-- START Document text --

Dzemyan said work continues to clean up dump sites on State Game Lands in his two counties. “The McKean County Conservation District worked to clean up old junk yards along the Allegheny River on SGL 301, and McKean County Cleanways helped stop erosion along a stream on SGL 61,” he said. “The Elk County Conservation District and Cleanways have removed a couple hundred tons of dump site garbage form SGL 44 and 293, as well as on Forest-Game Cooperative lands over the past five years and continue to monitor and keep those sites clean. The Allegheny National Forest WIN’s program is preventing silt from public dirt roads from impairing streams on State Game Lands. The Allegheny National Forest funded a project to remove seven abandoned camps that had fallen apart on State Game Lands along the Clarion River. They also helped to improve and old road and to reclaim two old roads that were mud and silt problems for the Clarion River.”
Adams/Cumberland/Franklin Counties LMGS Barry Leonard said his Food and Cover Corps crews have been busy planting trees and shrubs on several State Game Lands. “The intent is to provide additional food and cover for wildlife in the future,” he said. “In addition to that, they have released and pruned numerous existing fruit trees in order to enhance production this year. The crews have been busy making food plot and habitat improvements on SGLs 76 and 170 thanks to money made available through local NWTF chapters.”
Leonard also said local prisoners in Cumberland County assisted with releasing and trimming about 40 apple trees on SGL 169.
Leonard reported an area of switch grass fields on SGL 235 have been prepped for a burn later in the year. This will clear out some overgrowth and allow for regeneration of desirable vegetation.
Leonard said a timber sale is being conducted on SGL 170. It will result in about 1.5 million board feet of lumber being removed. In return, the sportsmen will gain additional access to the interior of the State Game Land via an extended access road and parking area. The removed timber will allow better regeneration of food and cover for wildlife.
Bedford/Fulton Counties LMGS Jonathan S. Zuck reported during the winter months his Food and Cover Corps crews pruned or fenced 286 fruit trees and day-lighted nearly 9,000 mast-producing trees and shrubs, and created 25 acres of edge habitat and 34 wildlife brush piles. “This hard-working group of dedicated individuals also improved 70 acres of forested habitat through clear-cutting and by thinning and releasing food-producing trees and shrubs,” he said. “We now are top-dressing clover food plots and preparing to plant tree seedlings and turn soils in State Game Land wildlife openings.”

-- END Document text --
-- START Source material --

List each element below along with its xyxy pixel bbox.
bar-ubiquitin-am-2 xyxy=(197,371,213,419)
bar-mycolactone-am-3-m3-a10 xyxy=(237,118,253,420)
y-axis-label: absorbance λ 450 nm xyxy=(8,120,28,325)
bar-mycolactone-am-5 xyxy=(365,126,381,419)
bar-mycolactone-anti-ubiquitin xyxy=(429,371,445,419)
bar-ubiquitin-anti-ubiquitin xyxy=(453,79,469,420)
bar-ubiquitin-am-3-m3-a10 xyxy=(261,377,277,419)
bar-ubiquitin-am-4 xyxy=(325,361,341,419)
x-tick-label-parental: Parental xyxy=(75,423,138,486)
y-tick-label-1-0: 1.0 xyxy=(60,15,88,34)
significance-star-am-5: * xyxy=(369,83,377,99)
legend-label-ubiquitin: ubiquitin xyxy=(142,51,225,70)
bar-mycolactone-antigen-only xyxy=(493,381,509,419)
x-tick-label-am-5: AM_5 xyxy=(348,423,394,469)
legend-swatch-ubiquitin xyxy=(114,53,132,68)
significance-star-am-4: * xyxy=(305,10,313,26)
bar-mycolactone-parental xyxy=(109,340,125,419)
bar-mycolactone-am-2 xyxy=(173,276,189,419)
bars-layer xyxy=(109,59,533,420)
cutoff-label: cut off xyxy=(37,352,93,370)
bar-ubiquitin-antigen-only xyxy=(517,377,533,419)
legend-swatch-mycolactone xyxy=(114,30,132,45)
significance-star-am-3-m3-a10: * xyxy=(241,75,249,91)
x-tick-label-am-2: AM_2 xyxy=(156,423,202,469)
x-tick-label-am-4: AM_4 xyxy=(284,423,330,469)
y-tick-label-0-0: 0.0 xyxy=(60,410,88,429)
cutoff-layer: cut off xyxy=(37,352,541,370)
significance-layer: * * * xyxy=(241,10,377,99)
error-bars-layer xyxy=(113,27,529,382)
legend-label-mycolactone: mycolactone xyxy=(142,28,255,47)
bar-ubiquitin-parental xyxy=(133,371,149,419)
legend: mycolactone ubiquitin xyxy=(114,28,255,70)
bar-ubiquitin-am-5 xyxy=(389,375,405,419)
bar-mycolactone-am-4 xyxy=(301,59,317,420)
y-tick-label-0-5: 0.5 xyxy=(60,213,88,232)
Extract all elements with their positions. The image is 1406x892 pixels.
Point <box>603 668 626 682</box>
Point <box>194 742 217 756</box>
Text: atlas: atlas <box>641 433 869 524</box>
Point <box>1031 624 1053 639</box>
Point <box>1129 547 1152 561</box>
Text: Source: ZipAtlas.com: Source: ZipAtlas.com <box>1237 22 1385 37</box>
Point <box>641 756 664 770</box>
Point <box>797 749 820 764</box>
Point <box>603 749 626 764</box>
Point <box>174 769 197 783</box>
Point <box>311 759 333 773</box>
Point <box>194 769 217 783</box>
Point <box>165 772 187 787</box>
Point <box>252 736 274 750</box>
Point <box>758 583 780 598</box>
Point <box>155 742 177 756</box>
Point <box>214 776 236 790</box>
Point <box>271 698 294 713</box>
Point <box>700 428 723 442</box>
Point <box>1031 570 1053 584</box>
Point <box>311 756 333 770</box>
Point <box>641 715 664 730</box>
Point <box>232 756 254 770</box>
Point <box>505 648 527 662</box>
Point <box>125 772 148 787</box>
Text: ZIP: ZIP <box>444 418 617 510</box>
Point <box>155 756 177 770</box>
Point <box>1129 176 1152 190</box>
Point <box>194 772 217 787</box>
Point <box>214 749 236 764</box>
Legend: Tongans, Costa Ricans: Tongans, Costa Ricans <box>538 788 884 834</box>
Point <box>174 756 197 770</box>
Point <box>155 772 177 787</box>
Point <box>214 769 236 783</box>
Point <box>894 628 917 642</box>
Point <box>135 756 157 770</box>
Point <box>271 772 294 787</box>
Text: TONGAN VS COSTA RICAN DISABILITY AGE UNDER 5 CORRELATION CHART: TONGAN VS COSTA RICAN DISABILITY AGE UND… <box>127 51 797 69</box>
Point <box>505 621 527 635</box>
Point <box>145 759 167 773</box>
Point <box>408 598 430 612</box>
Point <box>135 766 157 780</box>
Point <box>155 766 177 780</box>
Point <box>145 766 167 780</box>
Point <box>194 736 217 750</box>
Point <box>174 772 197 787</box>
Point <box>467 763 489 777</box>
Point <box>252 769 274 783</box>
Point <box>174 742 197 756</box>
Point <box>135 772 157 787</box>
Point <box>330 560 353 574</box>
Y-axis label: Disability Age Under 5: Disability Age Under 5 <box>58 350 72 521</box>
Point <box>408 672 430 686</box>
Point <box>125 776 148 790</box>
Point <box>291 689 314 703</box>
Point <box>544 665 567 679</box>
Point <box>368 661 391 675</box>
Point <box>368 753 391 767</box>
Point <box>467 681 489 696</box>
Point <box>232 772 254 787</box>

-- END Source material --

### Instructions
• a. Transcribe the part of the State Game Lands report between "Leonard also said" and "of desirable vegetation.", inclusive.
• b. Restate word for word the records from their first line through the line holding "bar-mycolactone-am-2 xyxy=(173,276,189,419)", inclusive.

### Exercise responses
• a.
Leonard also said local prisoners in Cumberland County assisted with releasing and trimming about 40 apple trees on SGL 169.
Leonard reported an area of switch grass fields on SGL 235 have been prepped for a burn later in the year. This will clear out some overgrowth and allow for regeneration of desirable vegetation.

• b.
List each element below along with its xyxy pixel bbox.
bar-ubiquitin-am-2 xyxy=(197,371,213,419)
bar-mycolactone-am-3-m3-a10 xyxy=(237,118,253,420)
y-axis-label: absorbance λ 450 nm xyxy=(8,120,28,325)
bar-mycolactone-am-5 xyxy=(365,126,381,419)
bar-mycolactone-anti-ubiquitin xyxy=(429,371,445,419)
bar-ubiquitin-anti-ubiquitin xyxy=(453,79,469,420)
bar-ubiquitin-am-3-m3-a10 xyxy=(261,377,277,419)
bar-ubiquitin-am-4 xyxy=(325,361,341,419)
x-tick-label-parental: Parental xyxy=(75,423,138,486)
y-tick-label-1-0: 1.0 xyxy=(60,15,88,34)
significance-star-am-5: * xyxy=(369,83,377,99)
legend-label-ubiquitin: ubiquitin xyxy=(142,51,225,70)
bar-mycolactone-antigen-only xyxy=(493,381,509,419)
x-tick-label-am-5: AM_5 xyxy=(348,423,394,469)
legend-swatch-ubiquitin xyxy=(114,53,132,68)
significance-star-am-4: * xyxy=(305,10,313,26)
bar-mycolactone-parental xyxy=(109,340,125,419)
bar-mycolactone-am-2 xyxy=(173,276,189,419)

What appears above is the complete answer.